>> Start
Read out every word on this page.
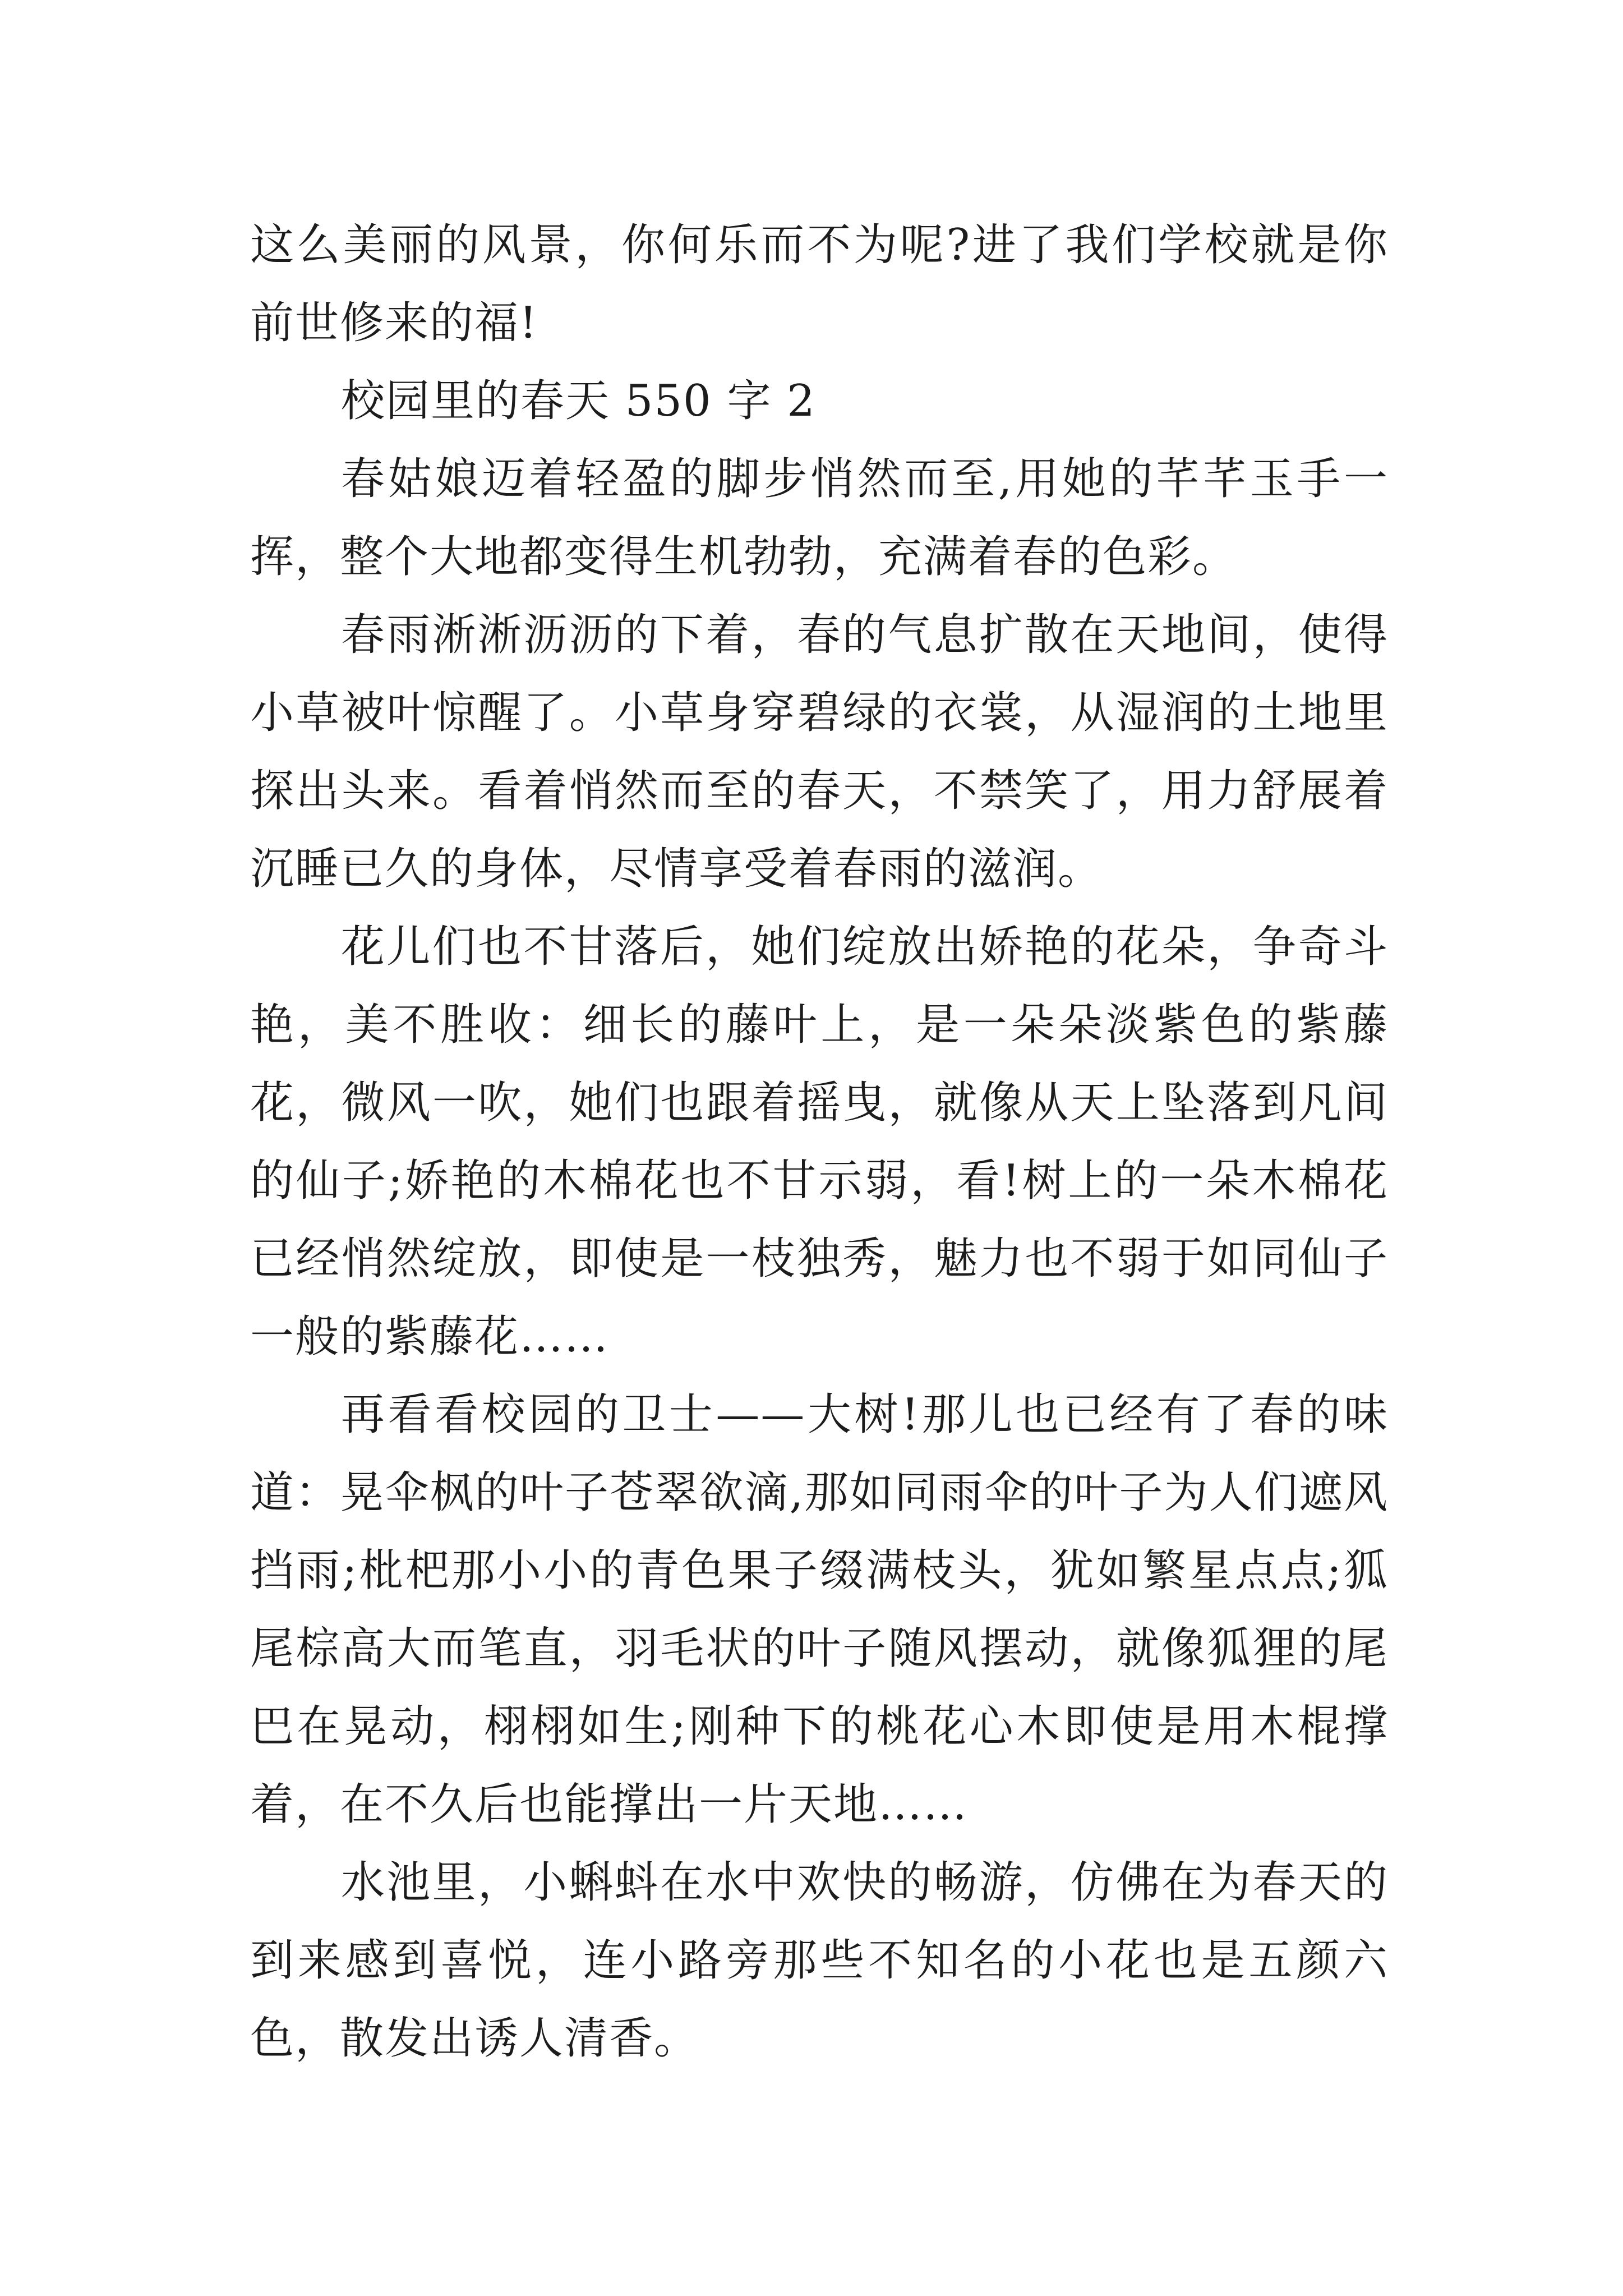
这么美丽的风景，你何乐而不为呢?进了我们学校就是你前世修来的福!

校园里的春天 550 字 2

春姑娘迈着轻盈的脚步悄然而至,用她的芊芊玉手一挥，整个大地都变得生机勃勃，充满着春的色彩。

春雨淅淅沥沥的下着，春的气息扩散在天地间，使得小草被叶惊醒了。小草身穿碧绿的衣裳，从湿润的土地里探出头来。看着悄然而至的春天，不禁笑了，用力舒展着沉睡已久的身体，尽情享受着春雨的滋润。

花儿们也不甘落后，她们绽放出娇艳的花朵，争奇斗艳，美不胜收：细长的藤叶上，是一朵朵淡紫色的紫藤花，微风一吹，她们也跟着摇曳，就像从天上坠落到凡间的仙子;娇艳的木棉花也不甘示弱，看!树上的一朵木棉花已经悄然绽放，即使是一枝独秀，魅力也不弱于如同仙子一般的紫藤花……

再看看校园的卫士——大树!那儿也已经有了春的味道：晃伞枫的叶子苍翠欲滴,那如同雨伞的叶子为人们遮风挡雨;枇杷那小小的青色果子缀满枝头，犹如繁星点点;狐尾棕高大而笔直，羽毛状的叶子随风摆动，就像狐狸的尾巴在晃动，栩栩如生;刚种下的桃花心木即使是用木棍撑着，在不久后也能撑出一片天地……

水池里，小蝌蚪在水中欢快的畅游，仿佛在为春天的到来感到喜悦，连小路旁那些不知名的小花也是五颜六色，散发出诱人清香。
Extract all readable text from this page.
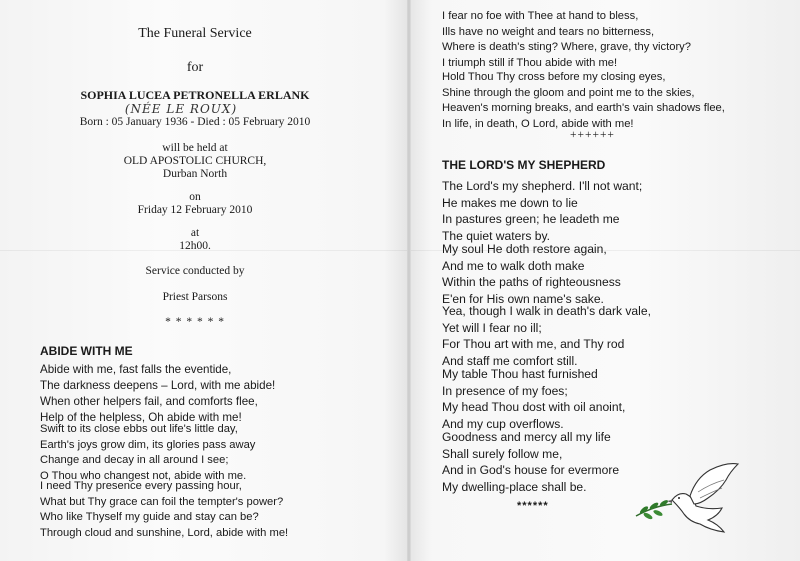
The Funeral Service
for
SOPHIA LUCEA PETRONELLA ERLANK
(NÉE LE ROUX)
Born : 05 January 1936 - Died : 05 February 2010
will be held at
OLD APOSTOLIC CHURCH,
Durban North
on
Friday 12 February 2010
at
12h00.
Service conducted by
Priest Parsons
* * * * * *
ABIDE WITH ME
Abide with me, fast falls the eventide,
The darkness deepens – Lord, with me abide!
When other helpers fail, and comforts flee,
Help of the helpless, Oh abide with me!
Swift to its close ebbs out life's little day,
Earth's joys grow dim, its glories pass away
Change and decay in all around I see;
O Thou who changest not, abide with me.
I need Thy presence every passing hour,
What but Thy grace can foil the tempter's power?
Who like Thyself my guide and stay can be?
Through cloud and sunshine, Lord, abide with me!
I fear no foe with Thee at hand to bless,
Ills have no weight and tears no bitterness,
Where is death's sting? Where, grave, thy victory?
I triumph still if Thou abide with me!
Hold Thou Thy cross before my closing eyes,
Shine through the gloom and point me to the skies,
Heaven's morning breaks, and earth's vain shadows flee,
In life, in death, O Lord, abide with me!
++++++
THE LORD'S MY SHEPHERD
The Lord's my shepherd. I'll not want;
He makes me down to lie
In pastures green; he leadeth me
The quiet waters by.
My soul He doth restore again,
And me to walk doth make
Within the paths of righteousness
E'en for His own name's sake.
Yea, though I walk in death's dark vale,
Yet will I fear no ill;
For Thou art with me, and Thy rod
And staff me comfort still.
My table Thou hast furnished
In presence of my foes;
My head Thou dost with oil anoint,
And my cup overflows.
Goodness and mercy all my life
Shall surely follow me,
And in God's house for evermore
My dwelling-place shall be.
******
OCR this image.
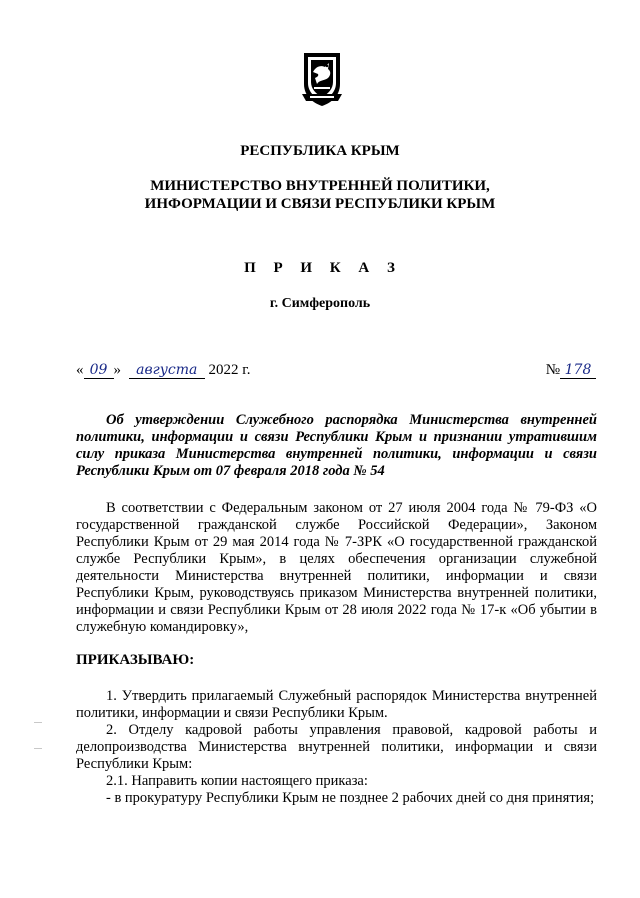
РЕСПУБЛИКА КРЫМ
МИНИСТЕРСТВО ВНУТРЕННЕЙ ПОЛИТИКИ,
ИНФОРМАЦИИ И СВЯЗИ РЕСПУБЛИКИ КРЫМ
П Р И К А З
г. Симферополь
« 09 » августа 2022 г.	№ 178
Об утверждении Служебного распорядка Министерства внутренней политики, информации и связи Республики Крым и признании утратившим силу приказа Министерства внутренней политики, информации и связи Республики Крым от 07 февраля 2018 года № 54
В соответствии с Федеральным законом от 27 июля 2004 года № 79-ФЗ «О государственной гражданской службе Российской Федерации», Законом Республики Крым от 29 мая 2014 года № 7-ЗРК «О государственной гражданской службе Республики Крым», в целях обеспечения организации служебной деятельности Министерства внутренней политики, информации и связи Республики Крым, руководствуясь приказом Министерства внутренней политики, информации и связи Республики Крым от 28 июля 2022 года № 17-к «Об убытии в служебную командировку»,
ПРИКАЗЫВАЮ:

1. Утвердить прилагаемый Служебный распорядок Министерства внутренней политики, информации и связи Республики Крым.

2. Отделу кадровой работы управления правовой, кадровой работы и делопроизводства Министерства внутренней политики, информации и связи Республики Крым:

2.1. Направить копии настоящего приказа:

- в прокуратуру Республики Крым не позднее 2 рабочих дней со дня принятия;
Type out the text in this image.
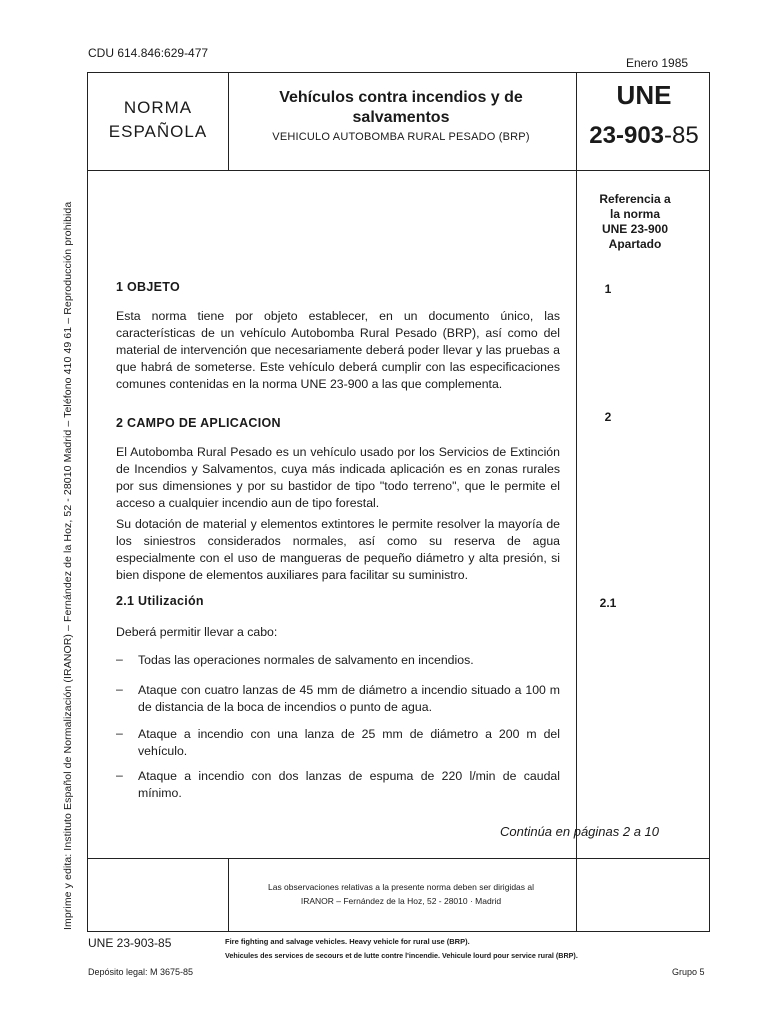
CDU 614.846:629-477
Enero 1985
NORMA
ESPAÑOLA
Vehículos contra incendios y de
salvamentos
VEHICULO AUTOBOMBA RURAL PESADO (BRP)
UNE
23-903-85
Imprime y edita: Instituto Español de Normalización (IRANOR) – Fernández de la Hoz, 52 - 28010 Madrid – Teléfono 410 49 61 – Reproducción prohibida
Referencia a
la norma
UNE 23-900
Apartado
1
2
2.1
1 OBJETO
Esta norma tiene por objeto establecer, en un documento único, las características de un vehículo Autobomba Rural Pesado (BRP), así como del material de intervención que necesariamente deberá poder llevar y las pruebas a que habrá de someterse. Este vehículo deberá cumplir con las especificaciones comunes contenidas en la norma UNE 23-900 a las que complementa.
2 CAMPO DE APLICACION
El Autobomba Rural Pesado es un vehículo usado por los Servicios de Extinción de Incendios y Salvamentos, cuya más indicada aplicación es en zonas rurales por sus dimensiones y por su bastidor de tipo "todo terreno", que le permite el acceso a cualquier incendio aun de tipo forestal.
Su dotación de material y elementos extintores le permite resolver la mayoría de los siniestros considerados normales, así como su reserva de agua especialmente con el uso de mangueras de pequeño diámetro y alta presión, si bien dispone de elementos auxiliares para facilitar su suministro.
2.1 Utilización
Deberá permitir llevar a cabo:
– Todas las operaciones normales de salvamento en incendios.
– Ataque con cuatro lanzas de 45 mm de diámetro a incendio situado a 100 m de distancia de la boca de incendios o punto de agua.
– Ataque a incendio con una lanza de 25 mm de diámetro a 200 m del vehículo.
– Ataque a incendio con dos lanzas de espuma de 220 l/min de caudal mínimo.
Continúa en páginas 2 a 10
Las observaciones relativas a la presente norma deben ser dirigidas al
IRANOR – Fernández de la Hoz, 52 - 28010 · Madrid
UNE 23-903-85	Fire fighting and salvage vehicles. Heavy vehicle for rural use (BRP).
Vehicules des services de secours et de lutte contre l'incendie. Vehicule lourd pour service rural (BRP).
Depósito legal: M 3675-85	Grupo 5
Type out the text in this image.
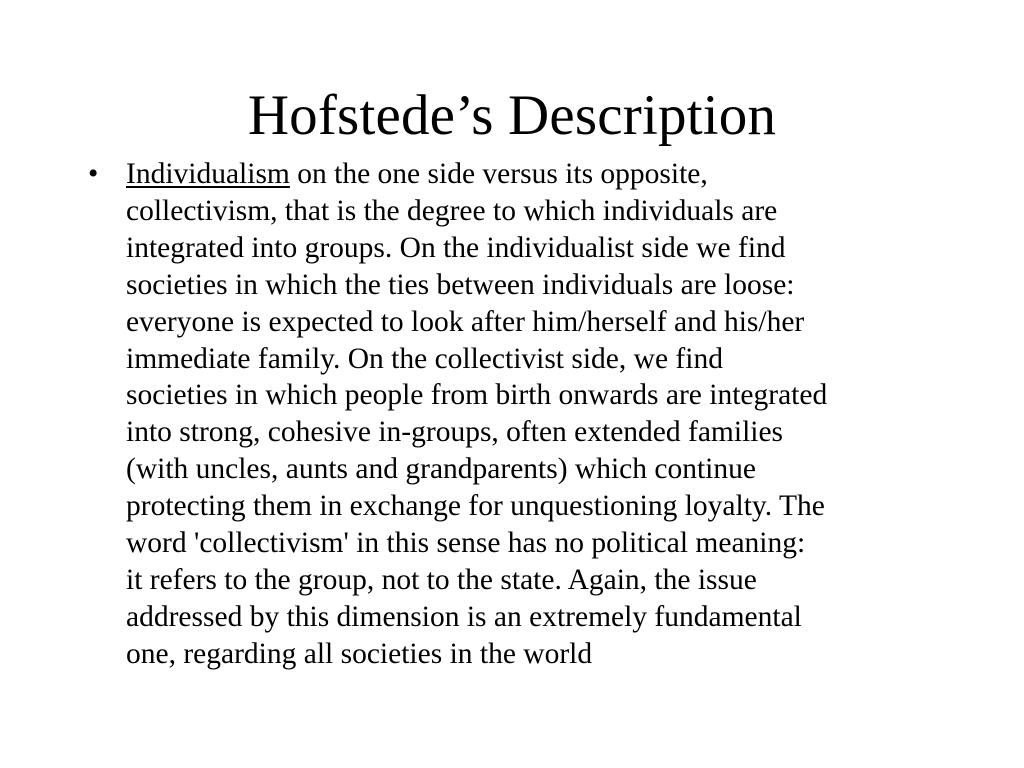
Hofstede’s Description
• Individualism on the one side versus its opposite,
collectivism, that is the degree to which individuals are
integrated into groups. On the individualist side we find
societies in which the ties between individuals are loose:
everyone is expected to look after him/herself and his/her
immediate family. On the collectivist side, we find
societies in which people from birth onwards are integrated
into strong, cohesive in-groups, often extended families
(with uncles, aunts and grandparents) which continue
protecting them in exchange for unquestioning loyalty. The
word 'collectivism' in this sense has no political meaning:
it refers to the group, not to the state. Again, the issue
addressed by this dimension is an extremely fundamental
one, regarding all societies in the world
>> End
◆ **PROBLEM DETAILS**: Go over the records above and tally each line that includes "groups". Give the total by itself.

◆ **RESPONSE FOR THIS EXERCISE**: 2